begin DATA SUPPLIED

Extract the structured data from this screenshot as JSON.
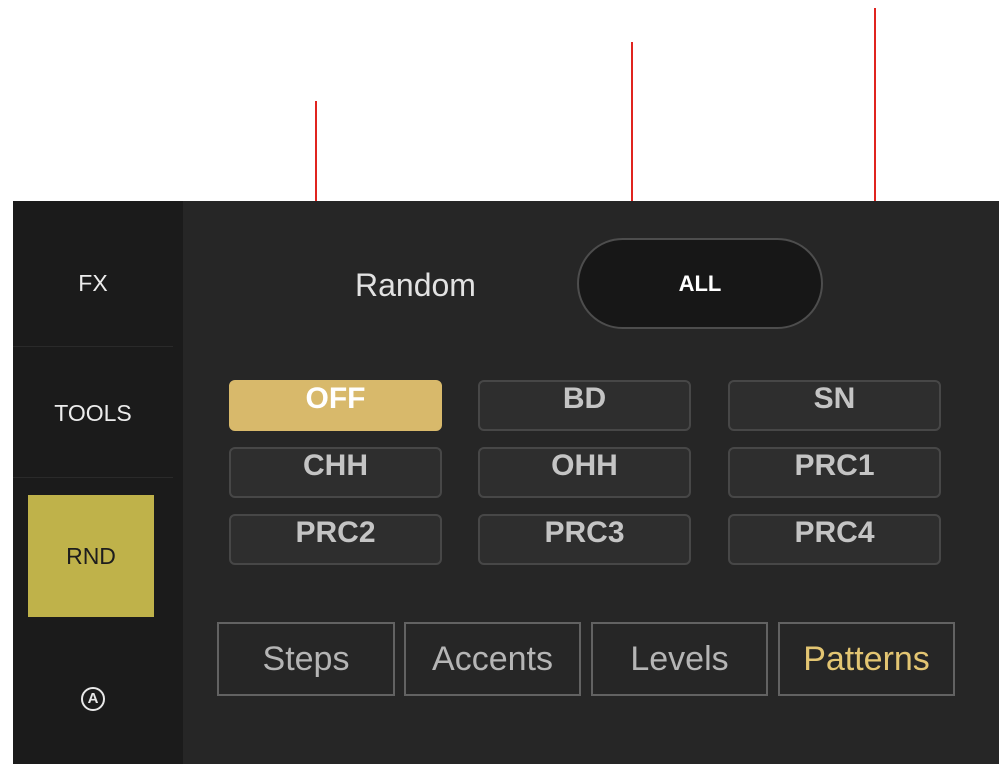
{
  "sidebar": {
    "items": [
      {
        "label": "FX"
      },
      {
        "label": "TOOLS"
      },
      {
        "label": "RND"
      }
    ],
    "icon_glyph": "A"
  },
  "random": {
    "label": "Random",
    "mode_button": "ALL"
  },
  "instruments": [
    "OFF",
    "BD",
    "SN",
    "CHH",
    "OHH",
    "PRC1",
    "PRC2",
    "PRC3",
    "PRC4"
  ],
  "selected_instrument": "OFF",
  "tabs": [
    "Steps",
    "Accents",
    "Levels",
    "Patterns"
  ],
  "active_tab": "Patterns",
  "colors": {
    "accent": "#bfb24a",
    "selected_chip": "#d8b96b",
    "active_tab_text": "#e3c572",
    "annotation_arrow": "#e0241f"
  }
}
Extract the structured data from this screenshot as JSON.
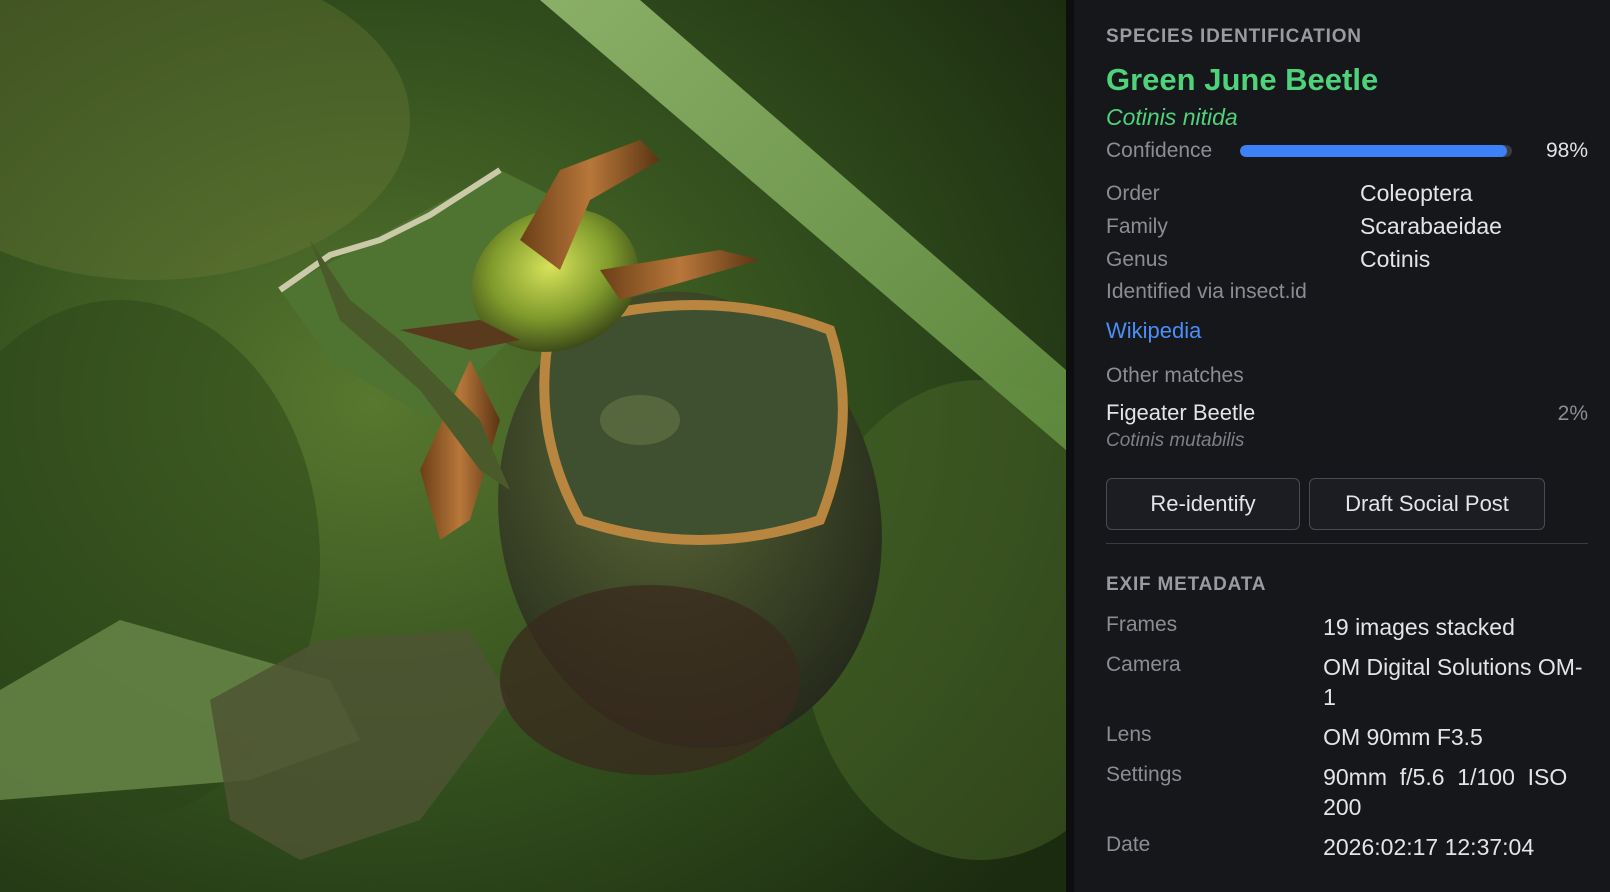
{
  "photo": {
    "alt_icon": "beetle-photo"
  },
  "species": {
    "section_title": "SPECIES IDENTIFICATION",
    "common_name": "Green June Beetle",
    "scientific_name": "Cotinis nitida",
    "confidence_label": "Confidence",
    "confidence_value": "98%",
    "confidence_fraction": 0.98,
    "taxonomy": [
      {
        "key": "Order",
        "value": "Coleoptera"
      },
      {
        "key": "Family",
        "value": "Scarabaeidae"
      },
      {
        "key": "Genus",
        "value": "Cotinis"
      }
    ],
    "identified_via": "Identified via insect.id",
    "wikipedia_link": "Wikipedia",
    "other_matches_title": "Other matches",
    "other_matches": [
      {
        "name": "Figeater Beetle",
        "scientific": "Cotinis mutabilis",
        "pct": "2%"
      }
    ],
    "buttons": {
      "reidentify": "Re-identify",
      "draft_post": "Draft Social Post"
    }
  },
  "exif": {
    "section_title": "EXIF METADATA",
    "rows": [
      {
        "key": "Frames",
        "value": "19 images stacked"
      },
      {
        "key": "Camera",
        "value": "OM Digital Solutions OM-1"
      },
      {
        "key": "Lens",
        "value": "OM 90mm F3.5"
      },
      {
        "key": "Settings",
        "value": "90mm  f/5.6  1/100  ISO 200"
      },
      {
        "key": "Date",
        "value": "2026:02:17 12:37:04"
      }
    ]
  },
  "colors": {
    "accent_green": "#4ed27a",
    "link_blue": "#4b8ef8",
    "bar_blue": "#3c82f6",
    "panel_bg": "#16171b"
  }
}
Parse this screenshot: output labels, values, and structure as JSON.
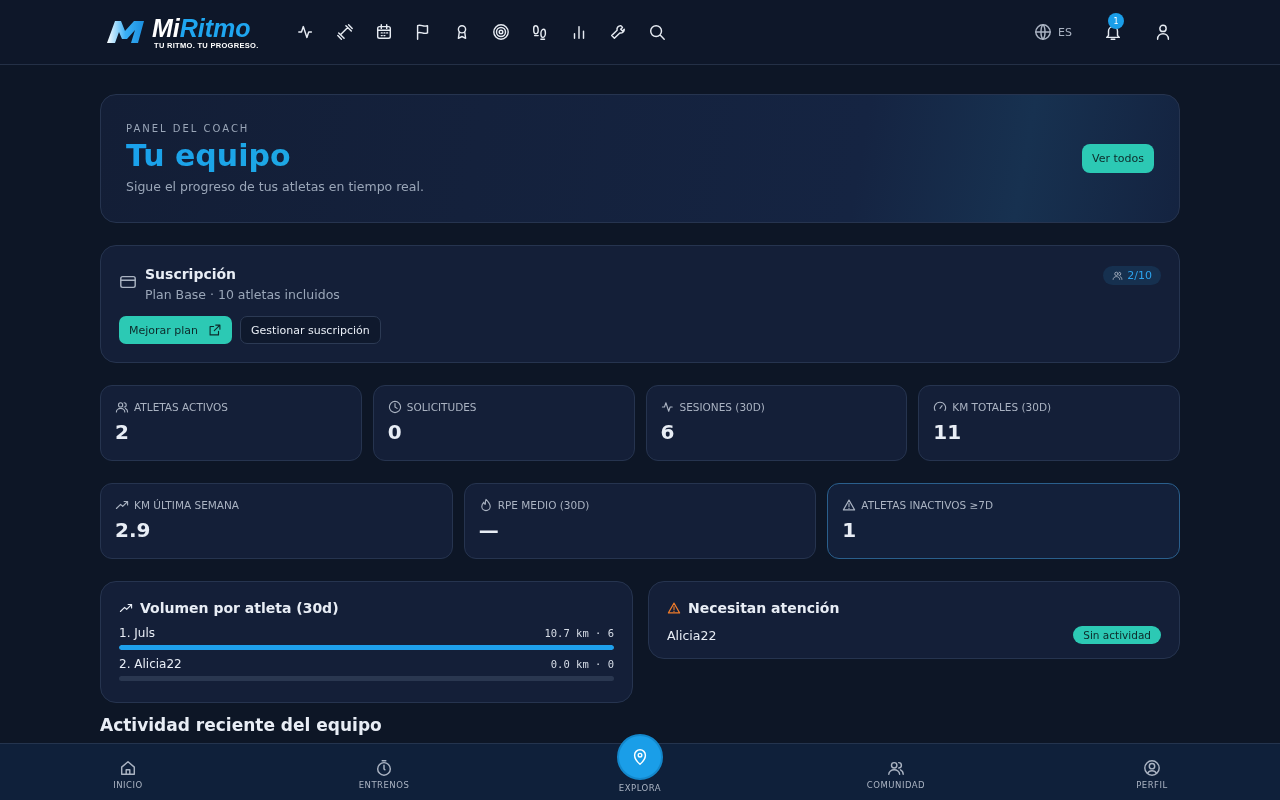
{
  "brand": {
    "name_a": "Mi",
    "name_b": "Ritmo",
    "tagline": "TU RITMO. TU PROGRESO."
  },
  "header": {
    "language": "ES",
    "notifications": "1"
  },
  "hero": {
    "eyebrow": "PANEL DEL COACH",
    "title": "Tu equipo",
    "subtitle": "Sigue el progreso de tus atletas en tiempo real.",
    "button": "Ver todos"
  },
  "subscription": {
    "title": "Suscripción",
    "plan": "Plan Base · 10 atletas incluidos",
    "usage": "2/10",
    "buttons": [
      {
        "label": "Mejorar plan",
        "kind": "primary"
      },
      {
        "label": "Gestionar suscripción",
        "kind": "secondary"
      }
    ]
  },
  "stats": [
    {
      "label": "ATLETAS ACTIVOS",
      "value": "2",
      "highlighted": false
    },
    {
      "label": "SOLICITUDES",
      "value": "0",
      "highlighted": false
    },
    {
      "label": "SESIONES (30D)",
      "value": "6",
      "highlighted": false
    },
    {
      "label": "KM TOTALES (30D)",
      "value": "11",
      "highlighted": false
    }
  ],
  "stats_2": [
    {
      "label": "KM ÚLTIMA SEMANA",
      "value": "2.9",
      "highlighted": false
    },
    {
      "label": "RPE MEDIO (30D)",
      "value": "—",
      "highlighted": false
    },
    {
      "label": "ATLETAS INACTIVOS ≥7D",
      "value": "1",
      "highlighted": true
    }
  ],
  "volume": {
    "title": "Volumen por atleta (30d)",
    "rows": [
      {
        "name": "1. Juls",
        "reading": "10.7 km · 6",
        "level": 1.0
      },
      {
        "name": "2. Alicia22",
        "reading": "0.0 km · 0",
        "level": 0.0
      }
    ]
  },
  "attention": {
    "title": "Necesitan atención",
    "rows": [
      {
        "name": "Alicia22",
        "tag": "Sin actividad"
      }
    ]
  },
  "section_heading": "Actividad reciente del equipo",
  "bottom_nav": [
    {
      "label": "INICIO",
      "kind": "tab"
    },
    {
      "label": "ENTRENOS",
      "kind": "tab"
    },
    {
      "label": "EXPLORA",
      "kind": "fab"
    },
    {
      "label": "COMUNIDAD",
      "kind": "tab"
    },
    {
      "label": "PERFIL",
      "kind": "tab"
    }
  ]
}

end DATA SUPPLIED

- _PROBLEM DETAILS_:
Search the entries for "Cotinis" and copy out each line that has it.

- _REPLY_:
    "scientific_name": "Cotinis nitida",
        "value": "Cotinis"
        "scientific": "Cotinis mutabilis",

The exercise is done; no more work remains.